### PASSAGE ###
DETAILED DESCRIPTION OF THE PREFERRED EMBODIMENTS
[0035] Now, preferred embodiments according to the present
invention will be described below in detail with reference to the
accompanying drawings.
Embodiment 1
[0036] Referring to FIG. 1, there is shown a radio-frequency tag
communication system 10 is a so-called RFID system including a
radio-frequency tag communication device 12 which is one embodiment
according to the present invention, and a single or plural targeted
radio-frequency tag(s) 14 (a single targeted unit shown in FIG. 1)
which is a target subject of the radio-frequency tag communication
device 12. The radio-frequency tag communication device 12
functions as an interrogator of the RFID system and the
radio-frequency tag 14 functions as a responder. That is, the
radio-frequency tag communication device transmits an interrogating
wave Fc (transmission signal) to the radio-frequency tag 14. Upon
receipt of the interrogating wave Fc, the radio-frequency tag 14
modulates the interrogating wave Fc by a predetermined information
signal (data) to provide a response wave Fr (reply signal), which
is transmitted back or replied to the radio-frequency tag
communication device 12.
[0037] Thus, a communication of information between the
radio-frequency tag communication device 12 and the radio-frequency
tag 14 is achieved. The radio-frequency tag communication system 10
is for example for management of an article placed in a
predetermined communication field. The radio-frequency tag 14 is
unitarily attached to the article which is a target to be managed
to provide a unitary structure. Hereunder, signals transmitted and
received between the radio-frequency tag communication device 12
and the radio-frequency tag 14, and a transmitting and receiving
method thereof will be described with reference to a protocol of an
International Standard ISO/IEC18000-6 Type C or an EPC global
Class1 Generation2 (C1G2).
[0038] As shown in FIG. 2, a radio-frequency tag circuit element 16
includes an antenna portion 18 for achieving a transmission and
receipt of signals with the radio-frequency tag communication
device 12, and an IC circuit portion 20 connected to the antenna
portion 18 to execute the communication and an information
processing with the radio-frequency tag communication device 12.
The IC circuit portion 20 functionally includes: a rectifying
portion 22 for rectifying the interrogating wave Fc transmitted
from the radio-frequency tag communication device 12 and received
by the antenna portion 18; a power source portion 24 for storing
energy of the interrogating wave Fc rectified by the rectifying
portion 22; a clock extracting portion 26 for extracting a clock
signal from a carrier wave received at the antenna portion 18 for
supply to a control portion 32; a memory portion 28 having a
function to serve as an information storage portion to store a
predetermined information signal; a modulating and demodulating
portion 30 connected to the antenna portion 18 for performing
modulation and demodulation of the signals; a control portion 32
for controlling the operation of the radio-frequency tag circuit
element 16 via the rectifying portion 22, the clock extracting
portion 26 and the modulating and demodulating portion 30; and a
Random number generating portion 34 for generating a predetermined
Random number related to a "Q" value or the like described later
for supply to the control portion 32.
###
CHALLENGE ▸ Reproduce the stretch of the RFID passage from "DETAILED DESCRIPTION OF" through "accompanying drawings.", word for word. Rely only on the RFID passage above.
### GIVEN RECORDS ###
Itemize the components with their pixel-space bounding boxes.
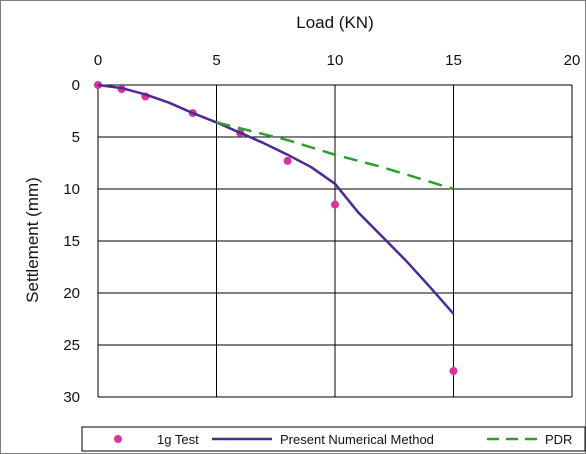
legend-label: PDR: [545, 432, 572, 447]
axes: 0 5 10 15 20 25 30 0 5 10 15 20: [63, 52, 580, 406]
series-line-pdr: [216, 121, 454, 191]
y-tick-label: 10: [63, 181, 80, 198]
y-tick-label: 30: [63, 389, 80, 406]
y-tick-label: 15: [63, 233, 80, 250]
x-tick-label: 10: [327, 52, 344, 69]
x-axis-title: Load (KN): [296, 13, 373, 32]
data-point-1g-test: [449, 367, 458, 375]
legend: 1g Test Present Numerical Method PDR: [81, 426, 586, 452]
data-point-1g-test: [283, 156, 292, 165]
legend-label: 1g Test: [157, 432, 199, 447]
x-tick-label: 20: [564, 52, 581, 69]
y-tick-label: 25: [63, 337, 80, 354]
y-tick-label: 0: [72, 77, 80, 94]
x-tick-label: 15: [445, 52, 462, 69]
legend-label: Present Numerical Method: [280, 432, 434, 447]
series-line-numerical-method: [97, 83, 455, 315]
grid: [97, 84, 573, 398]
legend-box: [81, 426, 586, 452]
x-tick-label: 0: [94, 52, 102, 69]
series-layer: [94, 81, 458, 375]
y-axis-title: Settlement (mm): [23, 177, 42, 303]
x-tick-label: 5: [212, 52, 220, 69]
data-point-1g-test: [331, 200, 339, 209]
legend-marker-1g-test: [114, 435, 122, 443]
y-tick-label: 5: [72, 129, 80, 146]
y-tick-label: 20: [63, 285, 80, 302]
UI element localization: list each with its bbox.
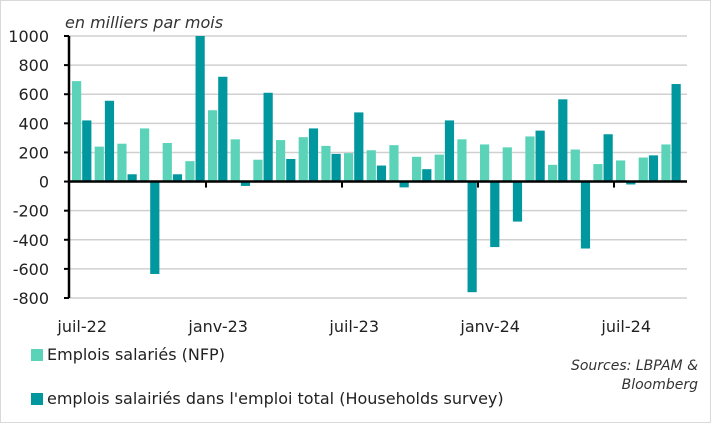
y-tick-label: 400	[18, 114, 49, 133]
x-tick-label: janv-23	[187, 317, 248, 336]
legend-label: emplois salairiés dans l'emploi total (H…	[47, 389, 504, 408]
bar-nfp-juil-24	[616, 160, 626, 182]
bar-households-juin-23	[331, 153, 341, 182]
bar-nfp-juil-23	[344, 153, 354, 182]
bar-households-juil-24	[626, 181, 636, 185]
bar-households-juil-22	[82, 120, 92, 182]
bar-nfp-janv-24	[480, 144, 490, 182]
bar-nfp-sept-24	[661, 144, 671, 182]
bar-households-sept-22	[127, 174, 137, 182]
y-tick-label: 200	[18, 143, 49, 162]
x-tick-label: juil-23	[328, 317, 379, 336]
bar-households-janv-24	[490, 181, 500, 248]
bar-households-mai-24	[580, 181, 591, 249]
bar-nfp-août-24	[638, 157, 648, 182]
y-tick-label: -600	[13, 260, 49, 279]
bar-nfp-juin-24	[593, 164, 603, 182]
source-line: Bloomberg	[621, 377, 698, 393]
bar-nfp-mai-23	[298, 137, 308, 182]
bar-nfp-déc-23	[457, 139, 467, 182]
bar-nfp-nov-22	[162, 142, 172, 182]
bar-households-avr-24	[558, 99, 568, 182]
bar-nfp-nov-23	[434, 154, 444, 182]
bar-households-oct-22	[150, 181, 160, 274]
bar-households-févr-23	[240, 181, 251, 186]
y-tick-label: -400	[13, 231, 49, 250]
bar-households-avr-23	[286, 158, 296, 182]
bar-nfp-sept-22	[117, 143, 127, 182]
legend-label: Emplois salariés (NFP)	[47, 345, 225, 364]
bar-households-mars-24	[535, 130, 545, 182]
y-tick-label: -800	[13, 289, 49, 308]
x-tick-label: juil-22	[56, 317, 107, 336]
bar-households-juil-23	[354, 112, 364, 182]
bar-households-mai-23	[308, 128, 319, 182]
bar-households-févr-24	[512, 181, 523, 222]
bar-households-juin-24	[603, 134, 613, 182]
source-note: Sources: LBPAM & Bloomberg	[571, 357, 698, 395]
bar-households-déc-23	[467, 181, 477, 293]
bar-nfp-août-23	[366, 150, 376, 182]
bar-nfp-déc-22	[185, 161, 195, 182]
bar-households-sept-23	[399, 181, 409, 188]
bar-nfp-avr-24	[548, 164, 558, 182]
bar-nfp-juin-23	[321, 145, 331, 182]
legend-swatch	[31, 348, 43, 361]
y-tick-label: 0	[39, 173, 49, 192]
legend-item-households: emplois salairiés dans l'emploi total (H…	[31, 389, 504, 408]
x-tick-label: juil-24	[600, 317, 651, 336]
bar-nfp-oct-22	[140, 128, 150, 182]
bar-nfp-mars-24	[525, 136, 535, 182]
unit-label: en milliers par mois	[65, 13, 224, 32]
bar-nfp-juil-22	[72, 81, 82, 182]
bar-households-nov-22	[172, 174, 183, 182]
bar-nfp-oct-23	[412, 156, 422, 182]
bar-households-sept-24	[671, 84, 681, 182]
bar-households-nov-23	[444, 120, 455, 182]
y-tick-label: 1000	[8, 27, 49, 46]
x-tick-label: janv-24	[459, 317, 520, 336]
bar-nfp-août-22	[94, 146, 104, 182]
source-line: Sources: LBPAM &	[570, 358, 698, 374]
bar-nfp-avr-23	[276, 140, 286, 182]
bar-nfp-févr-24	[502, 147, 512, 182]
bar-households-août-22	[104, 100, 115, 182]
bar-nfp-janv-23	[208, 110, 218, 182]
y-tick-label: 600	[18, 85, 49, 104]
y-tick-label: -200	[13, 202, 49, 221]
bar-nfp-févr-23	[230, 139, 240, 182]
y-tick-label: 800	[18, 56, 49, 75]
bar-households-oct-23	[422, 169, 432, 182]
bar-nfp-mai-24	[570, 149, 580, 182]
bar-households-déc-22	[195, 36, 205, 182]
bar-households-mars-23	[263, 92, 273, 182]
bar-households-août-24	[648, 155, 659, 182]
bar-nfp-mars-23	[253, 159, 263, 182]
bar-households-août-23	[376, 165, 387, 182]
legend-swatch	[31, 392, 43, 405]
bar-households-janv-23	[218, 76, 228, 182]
###
SOLUTION FOR THIS PROBLEM ▸
DETAILED DESCRIPTION OF THE PREFERRED EMBODIMENTS
[0035] Now, preferred embodiments according to the present
invention will be described below in detail with reference to the
accompanying drawings.